--- Data entries ---
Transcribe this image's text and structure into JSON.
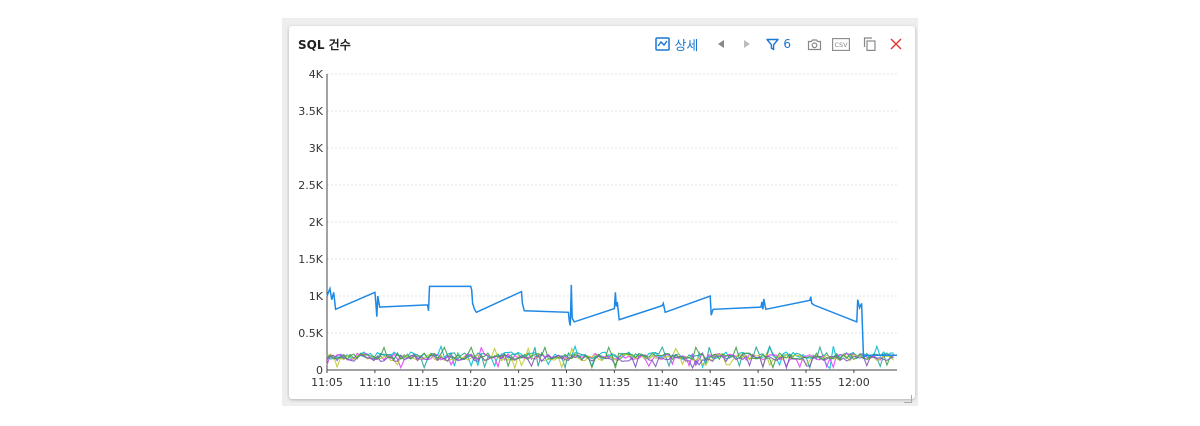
{
  "panel": {
    "title": "SQL 건수",
    "detail_label": "상세",
    "filter_count": "6",
    "csv_label": "CSV"
  },
  "icons": {
    "detail": "line-chart-icon",
    "prev": "caret-left-icon",
    "next": "caret-right-icon",
    "filter": "filter-icon",
    "camera": "camera-icon",
    "csv": "csv-icon",
    "copy": "copy-icon",
    "close": "close-icon",
    "resize": "resize-handle-icon"
  },
  "colors": {
    "accent": "#1976d2",
    "close": "#e53935",
    "main_series": "#1e88e5",
    "series_palette": [
      "#00bcd4",
      "#26a69a",
      "#e040fb",
      "#c0ca33",
      "#7e57c2",
      "#43a047",
      "#00acc1",
      "#ab47bc"
    ]
  },
  "chart_data": {
    "type": "line",
    "x_ticks": [
      "11:05",
      "11:10",
      "11:15",
      "11:20",
      "11:25",
      "11:30",
      "11:35",
      "11:40",
      "11:45",
      "11:50",
      "11:55",
      "12:00"
    ],
    "y_ticks": [
      "0",
      "0.5K",
      "1K",
      "1.5K",
      "2K",
      "2.5K",
      "3K",
      "3.5K",
      "4K"
    ],
    "xlim": [
      0,
      59.5
    ],
    "ylim": [
      0,
      4000
    ],
    "grid": true,
    "series": [
      {
        "color": "#1e88e5",
        "points": [
          [
            0,
            1000
          ],
          [
            0.3,
            1100
          ],
          [
            0.5,
            950
          ],
          [
            0.7,
            1050
          ],
          [
            0.9,
            820
          ],
          [
            5,
            1050
          ],
          [
            5.1,
            900
          ],
          [
            5.2,
            720
          ],
          [
            5.3,
            1000
          ],
          [
            5.5,
            850
          ],
          [
            10.5,
            880
          ],
          [
            10.6,
            800
          ],
          [
            10.7,
            1130
          ],
          [
            15,
            1130
          ],
          [
            15.1,
            1080
          ],
          [
            15.2,
            900
          ],
          [
            15.4,
            820
          ],
          [
            15.6,
            780
          ],
          [
            20.3,
            1060
          ],
          [
            20.4,
            900
          ],
          [
            20.6,
            800
          ],
          [
            25.2,
            780
          ],
          [
            25.3,
            650
          ],
          [
            25.4,
            600
          ],
          [
            25.5,
            1150
          ],
          [
            25.6,
            700
          ],
          [
            25.8,
            650
          ],
          [
            30,
            830
          ],
          [
            30.1,
            1050
          ],
          [
            30.2,
            860
          ],
          [
            30.3,
            920
          ],
          [
            30.5,
            680
          ],
          [
            35,
            870
          ],
          [
            35.1,
            900
          ],
          [
            35.3,
            780
          ],
          [
            40,
            1000
          ],
          [
            40.1,
            740
          ],
          [
            40.3,
            820
          ],
          [
            45.3,
            850
          ],
          [
            45.4,
            920
          ],
          [
            45.5,
            820
          ],
          [
            45.6,
            960
          ],
          [
            45.8,
            820
          ],
          [
            50.4,
            940
          ],
          [
            50.5,
            990
          ],
          [
            50.6,
            900
          ],
          [
            50.8,
            880
          ],
          [
            55.3,
            650
          ],
          [
            55.4,
            950
          ],
          [
            55.6,
            840
          ],
          [
            55.8,
            900
          ],
          [
            56,
            170
          ],
          [
            56.2,
            200
          ],
          [
            59.5,
            200
          ]
        ]
      }
    ],
    "noise_series": [
      {
        "color": "#00bcd4",
        "base": 200
      },
      {
        "color": "#26a69a",
        "base": 190
      },
      {
        "color": "#e040fb",
        "base": 180
      },
      {
        "color": "#c0ca33",
        "base": 170
      },
      {
        "color": "#7e57c2",
        "base": 160
      },
      {
        "color": "#43a047",
        "base": 185
      }
    ]
  }
}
---
Instructions to follow: Without the pictures, repeat all the records word for word.

Written answer:
Transcribe this image's text and structure into JSON.
{
  "panel": {
    "title": "SQL 건수",
    "detail_label": "상세",
    "filter_count": "6",
    "csv_label": "CSV"
  },
  "icons": {
    "detail": "line-chart-icon",
    "prev": "caret-left-icon",
    "next": "caret-right-icon",
    "filter": "filter-icon",
    "camera": "camera-icon",
    "csv": "csv-icon",
    "copy": "copy-icon",
    "close": "close-icon",
    "resize": "resize-handle-icon"
  },
  "colors": {
    "accent": "#1976d2",
    "close": "#e53935",
    "main_series": "#1e88e5",
    "series_palette": [
      "#00bcd4",
      "#26a69a",
      "#e040fb",
      "#c0ca33",
      "#7e57c2",
      "#43a047",
      "#00acc1",
      "#ab47bc"
    ]
  },
  "chart_data": {
    "type": "line",
    "x_ticks": [
      "11:05",
      "11:10",
      "11:15",
      "11:20",
      "11:25",
      "11:30",
      "11:35",
      "11:40",
      "11:45",
      "11:50",
      "11:55",
      "12:00"
    ],
    "y_ticks": [
      "0",
      "0.5K",
      "1K",
      "1.5K",
      "2K",
      "2.5K",
      "3K",
      "3.5K",
      "4K"
    ],
    "xlim": [
      0,
      59.5
    ],
    "ylim": [
      0,
      4000
    ],
    "grid": true,
    "series": [
      {
        "color": "#1e88e5",
        "points": [
          [
            0,
            1000
          ],
          [
            0.3,
            1100
          ],
          [
            0.5,
            950
          ],
          [
            0.7,
            1050
          ],
          [
            0.9,
            820
          ],
          [
            5,
            1050
          ],
          [
            5.1,
            900
          ],
          [
            5.2,
            720
          ],
          [
            5.3,
            1000
          ],
          [
            5.5,
            850
          ],
          [
            10.5,
            880
          ],
          [
            10.6,
            800
          ],
          [
            10.7,
            1130
          ],
          [
            15,
            1130
          ],
          [
            15.1,
            1080
          ],
          [
            15.2,
            900
          ],
          [
            15.4,
            820
          ],
          [
            15.6,
            780
          ],
          [
            20.3,
            1060
          ],
          [
            20.4,
            900
          ],
          [
            20.6,
            800
          ],
          [
            25.2,
            780
          ],
          [
            25.3,
            650
          ],
          [
            25.4,
            600
          ],
          [
            25.5,
            1150
          ],
          [
            25.6,
            700
          ],
          [
            25.8,
            650
          ],
          [
            30,
            830
          ],
          [
            30.1,
            1050
          ],
          [
            30.2,
            860
          ],
          [
            30.3,
            920
          ],
          [
            30.5,
            680
          ],
          [
            35,
            870
          ],
          [
            35.1,
            900
          ],
          [
            35.3,
            780
          ],
          [
            40,
            1000
          ],
          [
            40.1,
            740
          ],
          [
            40.3,
            820
          ],
          [
            45.3,
            850
          ],
          [
            45.4,
            920
          ],
          [
            45.5,
            820
          ],
          [
            45.6,
            960
          ],
          [
            45.8,
            820
          ],
          [
            50.4,
            940
          ],
          [
            50.5,
            990
          ],
          [
            50.6,
            900
          ],
          [
            50.8,
            880
          ],
          [
            55.3,
            650
          ],
          [
            55.4,
            950
          ],
          [
            55.6,
            840
          ],
          [
            55.8,
            900
          ],
          [
            56,
            170
          ],
          [
            56.2,
            200
          ],
          [
            59.5,
            200
          ]
        ]
      }
    ],
    "noise_series": [
      {
        "color": "#00bcd4",
        "base": 200
      },
      {
        "color": "#26a69a",
        "base": 190
      },
      {
        "color": "#e040fb",
        "base": 180
      },
      {
        "color": "#c0ca33",
        "base": 170
      },
      {
        "color": "#7e57c2",
        "base": 160
      },
      {
        "color": "#43a047",
        "base": 185
      }
    ]
  }
}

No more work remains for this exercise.